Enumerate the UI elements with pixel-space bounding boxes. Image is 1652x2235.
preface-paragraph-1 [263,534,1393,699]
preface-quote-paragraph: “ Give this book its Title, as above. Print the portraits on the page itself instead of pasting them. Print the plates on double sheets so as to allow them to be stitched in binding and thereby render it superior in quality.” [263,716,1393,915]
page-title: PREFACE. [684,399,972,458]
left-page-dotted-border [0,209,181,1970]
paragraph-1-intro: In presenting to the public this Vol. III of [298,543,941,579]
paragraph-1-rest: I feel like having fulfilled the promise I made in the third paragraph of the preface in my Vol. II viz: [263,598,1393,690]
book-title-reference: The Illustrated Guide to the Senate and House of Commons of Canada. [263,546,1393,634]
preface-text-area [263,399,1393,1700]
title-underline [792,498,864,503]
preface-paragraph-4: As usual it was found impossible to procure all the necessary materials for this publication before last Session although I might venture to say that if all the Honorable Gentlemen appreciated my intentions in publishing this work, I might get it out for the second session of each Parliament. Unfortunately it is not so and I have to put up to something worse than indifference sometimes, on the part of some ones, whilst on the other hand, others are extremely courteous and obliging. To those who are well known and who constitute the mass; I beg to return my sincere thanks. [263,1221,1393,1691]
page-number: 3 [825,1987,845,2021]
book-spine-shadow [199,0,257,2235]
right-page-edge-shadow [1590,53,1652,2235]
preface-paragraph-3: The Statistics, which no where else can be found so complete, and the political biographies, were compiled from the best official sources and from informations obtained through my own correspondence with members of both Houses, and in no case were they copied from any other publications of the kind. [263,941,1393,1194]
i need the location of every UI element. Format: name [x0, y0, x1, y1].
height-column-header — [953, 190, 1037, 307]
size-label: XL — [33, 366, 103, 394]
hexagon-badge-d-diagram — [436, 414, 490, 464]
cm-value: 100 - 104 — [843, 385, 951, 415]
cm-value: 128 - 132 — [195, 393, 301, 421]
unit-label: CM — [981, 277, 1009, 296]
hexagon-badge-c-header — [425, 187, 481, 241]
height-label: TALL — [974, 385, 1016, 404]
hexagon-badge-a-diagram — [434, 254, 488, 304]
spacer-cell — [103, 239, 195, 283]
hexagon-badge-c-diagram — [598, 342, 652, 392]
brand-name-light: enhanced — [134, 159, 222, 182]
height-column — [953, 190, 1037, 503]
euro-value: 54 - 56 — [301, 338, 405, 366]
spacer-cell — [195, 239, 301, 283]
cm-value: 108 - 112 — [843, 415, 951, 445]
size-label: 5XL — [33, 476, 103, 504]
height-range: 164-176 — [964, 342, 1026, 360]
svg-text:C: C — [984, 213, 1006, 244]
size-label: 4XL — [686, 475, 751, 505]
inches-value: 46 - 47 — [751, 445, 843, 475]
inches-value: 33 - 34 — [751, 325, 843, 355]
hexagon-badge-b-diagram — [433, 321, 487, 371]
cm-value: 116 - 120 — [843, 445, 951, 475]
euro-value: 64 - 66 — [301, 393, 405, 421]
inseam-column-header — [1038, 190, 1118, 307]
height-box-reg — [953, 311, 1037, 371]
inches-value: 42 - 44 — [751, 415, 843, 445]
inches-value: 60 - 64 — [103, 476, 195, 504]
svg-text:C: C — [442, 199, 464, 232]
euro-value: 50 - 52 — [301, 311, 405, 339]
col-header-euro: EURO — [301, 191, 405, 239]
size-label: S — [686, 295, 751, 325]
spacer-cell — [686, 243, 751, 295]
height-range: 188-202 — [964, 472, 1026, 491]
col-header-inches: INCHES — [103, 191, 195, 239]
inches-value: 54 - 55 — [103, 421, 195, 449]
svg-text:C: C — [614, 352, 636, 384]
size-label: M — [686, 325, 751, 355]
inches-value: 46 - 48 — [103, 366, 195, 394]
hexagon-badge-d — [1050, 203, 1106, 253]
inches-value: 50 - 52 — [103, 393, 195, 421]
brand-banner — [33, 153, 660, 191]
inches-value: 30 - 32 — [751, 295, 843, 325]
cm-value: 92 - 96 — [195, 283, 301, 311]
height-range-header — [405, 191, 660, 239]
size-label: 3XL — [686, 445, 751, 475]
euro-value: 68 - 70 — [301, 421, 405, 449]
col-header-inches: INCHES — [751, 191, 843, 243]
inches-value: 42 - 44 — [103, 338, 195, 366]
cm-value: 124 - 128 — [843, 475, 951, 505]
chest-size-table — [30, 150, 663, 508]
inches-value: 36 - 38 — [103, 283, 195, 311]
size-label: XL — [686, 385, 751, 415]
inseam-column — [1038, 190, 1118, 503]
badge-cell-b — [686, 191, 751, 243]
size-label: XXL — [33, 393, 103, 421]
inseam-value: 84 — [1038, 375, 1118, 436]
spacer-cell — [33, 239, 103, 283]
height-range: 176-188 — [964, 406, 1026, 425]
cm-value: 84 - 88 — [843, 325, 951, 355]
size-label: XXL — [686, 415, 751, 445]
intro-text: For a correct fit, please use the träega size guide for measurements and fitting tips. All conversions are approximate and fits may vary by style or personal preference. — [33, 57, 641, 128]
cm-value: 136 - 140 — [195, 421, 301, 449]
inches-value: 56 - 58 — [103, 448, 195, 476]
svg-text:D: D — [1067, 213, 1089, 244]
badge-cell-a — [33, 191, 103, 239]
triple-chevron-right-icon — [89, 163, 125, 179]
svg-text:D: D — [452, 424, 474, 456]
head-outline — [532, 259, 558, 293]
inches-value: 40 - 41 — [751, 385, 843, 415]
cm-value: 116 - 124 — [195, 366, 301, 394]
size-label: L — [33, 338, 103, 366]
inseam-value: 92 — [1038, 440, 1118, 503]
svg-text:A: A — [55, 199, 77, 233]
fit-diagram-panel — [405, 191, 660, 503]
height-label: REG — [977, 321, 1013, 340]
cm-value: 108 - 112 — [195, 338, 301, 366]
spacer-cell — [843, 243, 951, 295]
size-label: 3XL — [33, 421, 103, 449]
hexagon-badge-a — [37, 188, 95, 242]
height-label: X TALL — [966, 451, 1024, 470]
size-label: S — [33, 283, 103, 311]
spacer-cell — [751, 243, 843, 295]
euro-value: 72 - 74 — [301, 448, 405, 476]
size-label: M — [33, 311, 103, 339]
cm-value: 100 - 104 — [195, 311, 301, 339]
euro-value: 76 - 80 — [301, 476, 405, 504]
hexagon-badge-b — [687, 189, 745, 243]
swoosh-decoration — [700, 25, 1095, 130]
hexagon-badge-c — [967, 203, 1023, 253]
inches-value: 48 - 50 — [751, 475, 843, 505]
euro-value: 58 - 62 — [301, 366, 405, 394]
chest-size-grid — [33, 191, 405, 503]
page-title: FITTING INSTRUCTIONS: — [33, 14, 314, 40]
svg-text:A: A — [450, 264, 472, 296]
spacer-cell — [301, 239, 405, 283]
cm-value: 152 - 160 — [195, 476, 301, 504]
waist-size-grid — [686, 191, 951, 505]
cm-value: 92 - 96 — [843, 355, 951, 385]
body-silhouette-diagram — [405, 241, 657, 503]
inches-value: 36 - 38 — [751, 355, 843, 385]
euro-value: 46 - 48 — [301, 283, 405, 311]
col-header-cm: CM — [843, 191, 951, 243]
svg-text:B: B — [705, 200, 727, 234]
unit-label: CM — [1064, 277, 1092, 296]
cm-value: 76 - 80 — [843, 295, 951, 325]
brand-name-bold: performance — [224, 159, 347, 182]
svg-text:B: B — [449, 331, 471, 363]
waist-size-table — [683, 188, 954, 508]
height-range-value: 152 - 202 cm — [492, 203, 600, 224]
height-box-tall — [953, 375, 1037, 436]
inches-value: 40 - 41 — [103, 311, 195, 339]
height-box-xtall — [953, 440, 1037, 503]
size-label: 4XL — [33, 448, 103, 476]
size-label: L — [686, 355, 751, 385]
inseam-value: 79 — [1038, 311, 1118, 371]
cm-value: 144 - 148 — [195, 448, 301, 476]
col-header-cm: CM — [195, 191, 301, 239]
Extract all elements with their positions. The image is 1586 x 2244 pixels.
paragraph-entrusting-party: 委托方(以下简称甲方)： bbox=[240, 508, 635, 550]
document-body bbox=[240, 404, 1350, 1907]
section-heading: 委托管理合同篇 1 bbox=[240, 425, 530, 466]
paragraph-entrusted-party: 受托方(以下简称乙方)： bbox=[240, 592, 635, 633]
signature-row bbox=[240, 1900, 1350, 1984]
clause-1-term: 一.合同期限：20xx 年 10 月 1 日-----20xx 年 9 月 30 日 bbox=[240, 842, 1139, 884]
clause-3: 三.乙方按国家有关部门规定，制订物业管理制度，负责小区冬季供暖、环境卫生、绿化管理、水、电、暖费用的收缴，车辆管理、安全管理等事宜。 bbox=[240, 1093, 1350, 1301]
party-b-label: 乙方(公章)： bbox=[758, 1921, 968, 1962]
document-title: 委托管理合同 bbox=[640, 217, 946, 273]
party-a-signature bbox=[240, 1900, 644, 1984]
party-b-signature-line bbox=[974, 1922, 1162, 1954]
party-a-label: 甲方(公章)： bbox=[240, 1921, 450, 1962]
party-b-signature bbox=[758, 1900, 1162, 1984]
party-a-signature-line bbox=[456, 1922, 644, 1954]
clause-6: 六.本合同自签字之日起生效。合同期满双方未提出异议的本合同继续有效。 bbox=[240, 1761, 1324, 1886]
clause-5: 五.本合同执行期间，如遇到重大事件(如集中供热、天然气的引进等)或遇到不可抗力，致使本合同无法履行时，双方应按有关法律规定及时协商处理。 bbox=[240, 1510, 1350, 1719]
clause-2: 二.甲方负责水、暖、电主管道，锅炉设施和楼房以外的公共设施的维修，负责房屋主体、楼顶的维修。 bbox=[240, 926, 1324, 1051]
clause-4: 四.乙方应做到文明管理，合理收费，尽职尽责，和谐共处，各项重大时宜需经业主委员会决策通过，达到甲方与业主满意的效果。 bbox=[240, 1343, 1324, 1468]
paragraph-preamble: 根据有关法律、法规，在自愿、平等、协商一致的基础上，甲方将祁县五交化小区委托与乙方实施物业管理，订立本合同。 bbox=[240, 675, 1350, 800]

• • • •

### What is being asked
Edit the records from the first line through the line containing "title-underline [792,498,864,503]", replacing "preface-text-area" with "preface-body-area" and leaving everything else unchanged.

### Final result
Enumerate the UI elements with pixel-space bounding boxes. Image is 1652x2235.
preface-paragraph-1 [263,534,1393,699]
preface-quote-paragraph: “ Give this book its Title, as above. Print the portraits on the page itself instead of pasting them. Print the plates on double sheets so as to allow them to be stitched in binding and thereby render it superior in quality.” [263,716,1393,915]
page-title: PREFACE. [684,399,972,458]
left-page-dotted-border [0,209,181,1970]
paragraph-1-intro: In presenting to the public this Vol. III of [298,543,941,579]
paragraph-1-rest: I feel like having fulfilled the promise I made in the third paragraph of the preface in my Vol. II viz: [263,598,1393,690]
book-title-reference: The Illustrated Guide to the Senate and House of Commons of Canada. [263,546,1393,634]
preface-body-area [263,399,1393,1700]
title-underline [792,498,864,503]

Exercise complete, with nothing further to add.